What the task asks :: Return all lines from the listing below in which the string "Settings" occurs.

Extracted data ::
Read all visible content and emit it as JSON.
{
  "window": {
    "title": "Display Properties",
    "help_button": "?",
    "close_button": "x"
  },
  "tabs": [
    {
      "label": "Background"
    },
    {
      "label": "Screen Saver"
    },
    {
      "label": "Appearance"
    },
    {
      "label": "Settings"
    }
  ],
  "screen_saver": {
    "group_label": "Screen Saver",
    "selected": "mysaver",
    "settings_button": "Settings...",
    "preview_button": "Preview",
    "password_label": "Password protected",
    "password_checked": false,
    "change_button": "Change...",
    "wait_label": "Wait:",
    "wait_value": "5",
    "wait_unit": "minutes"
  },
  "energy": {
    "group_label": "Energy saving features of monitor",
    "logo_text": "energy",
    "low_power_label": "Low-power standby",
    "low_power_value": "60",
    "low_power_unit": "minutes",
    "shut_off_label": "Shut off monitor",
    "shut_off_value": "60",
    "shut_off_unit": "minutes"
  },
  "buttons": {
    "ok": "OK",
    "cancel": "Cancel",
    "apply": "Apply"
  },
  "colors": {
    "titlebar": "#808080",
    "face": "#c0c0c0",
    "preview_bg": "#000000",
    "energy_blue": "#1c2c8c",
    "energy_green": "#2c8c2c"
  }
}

Solution to the problem ::
      "label": "Settings"
    "settings_button": "Settings...",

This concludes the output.